Filter the entries below, keeping only lines with the word "Kunnanhallitus".
*** PROVIDED RECORDS ***
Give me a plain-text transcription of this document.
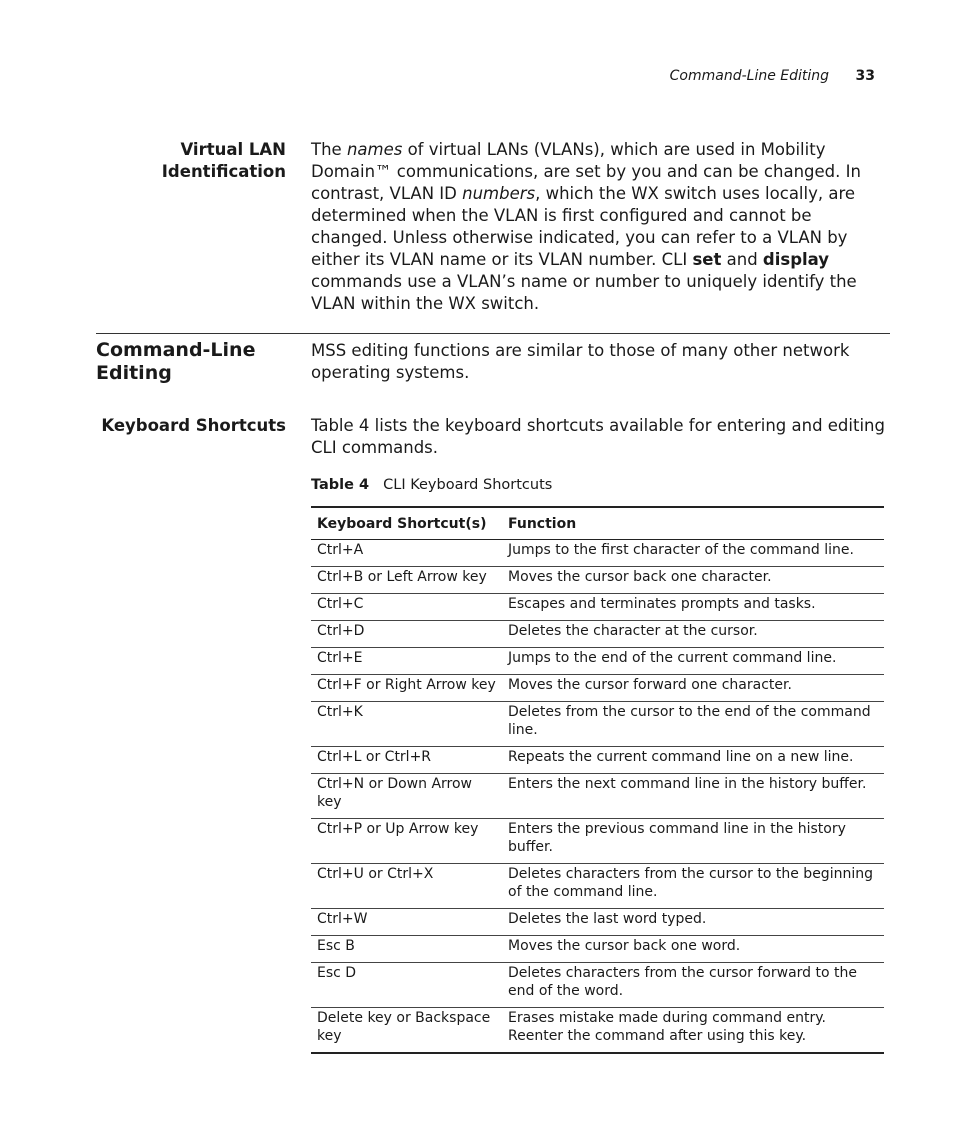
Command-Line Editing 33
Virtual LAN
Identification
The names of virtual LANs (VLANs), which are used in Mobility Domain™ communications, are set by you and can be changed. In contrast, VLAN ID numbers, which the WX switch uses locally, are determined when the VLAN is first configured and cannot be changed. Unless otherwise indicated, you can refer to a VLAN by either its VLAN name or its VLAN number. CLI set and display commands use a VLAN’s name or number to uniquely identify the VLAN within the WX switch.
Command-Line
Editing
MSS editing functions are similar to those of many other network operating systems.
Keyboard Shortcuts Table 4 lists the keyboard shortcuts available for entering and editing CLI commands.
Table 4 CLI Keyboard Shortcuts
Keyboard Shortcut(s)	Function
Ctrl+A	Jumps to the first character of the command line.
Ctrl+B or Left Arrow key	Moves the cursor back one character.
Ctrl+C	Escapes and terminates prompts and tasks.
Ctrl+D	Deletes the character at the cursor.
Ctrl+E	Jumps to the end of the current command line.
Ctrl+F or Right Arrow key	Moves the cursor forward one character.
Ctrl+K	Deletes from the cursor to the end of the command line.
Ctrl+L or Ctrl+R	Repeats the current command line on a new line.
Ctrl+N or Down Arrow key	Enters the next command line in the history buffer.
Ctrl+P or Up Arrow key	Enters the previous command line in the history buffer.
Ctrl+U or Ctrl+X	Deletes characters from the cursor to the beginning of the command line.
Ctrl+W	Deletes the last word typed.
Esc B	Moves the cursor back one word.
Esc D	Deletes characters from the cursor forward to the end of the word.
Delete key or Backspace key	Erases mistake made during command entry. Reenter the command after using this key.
***
*** PROVIDED RECORDS ***
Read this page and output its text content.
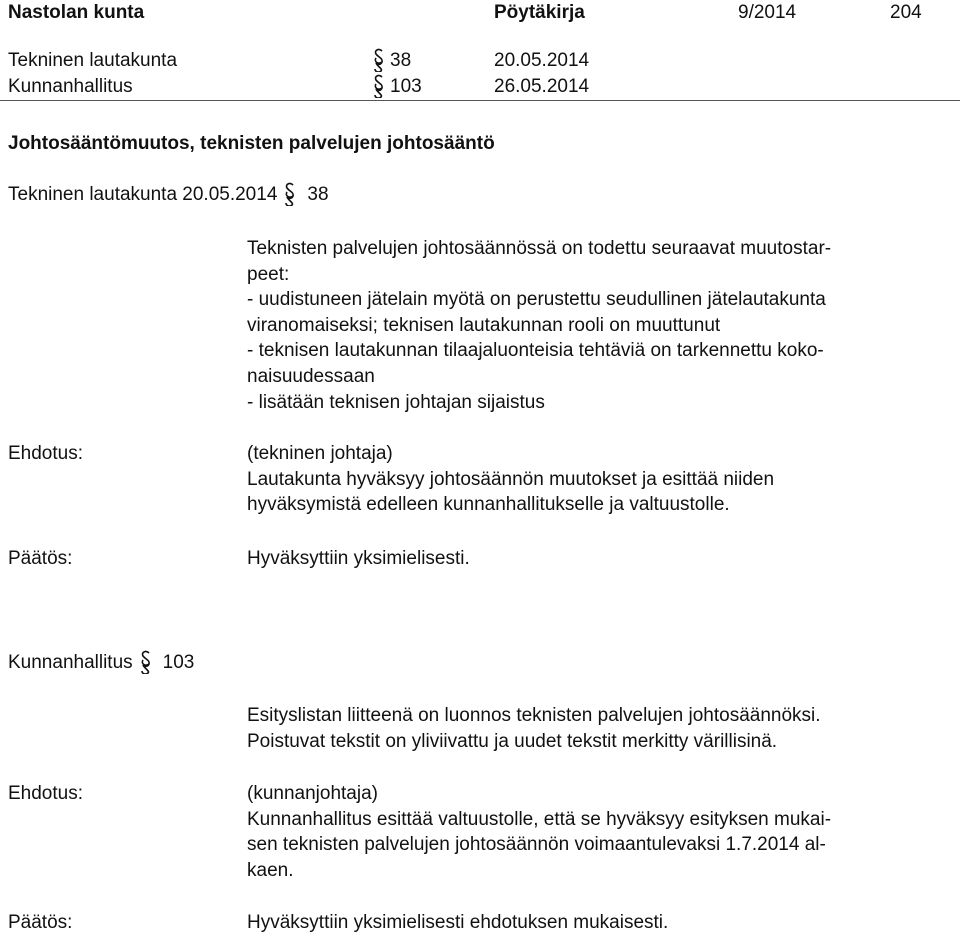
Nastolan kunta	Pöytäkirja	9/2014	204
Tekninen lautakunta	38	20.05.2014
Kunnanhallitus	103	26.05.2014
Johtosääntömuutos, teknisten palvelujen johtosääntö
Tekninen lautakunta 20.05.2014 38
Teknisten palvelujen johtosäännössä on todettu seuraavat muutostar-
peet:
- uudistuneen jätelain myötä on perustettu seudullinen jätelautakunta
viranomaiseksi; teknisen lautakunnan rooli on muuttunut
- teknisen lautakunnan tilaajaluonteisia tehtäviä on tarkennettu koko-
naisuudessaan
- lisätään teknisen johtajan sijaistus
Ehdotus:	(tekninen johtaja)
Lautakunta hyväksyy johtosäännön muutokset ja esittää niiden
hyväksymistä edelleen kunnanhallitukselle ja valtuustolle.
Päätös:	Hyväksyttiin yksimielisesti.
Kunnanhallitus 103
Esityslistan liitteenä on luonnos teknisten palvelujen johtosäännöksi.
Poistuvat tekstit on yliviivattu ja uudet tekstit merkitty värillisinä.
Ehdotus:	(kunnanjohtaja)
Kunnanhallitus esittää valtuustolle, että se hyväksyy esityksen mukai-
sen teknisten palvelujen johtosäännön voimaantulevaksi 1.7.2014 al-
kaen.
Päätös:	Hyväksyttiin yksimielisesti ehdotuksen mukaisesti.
***
• **FINISHED TASK**:
Kunnanhallitus	103	26.05.2014
Kunnanhallitus 103
Kunnanhallitus esittää valtuustolle, että se hyväksyy esityksen mukai-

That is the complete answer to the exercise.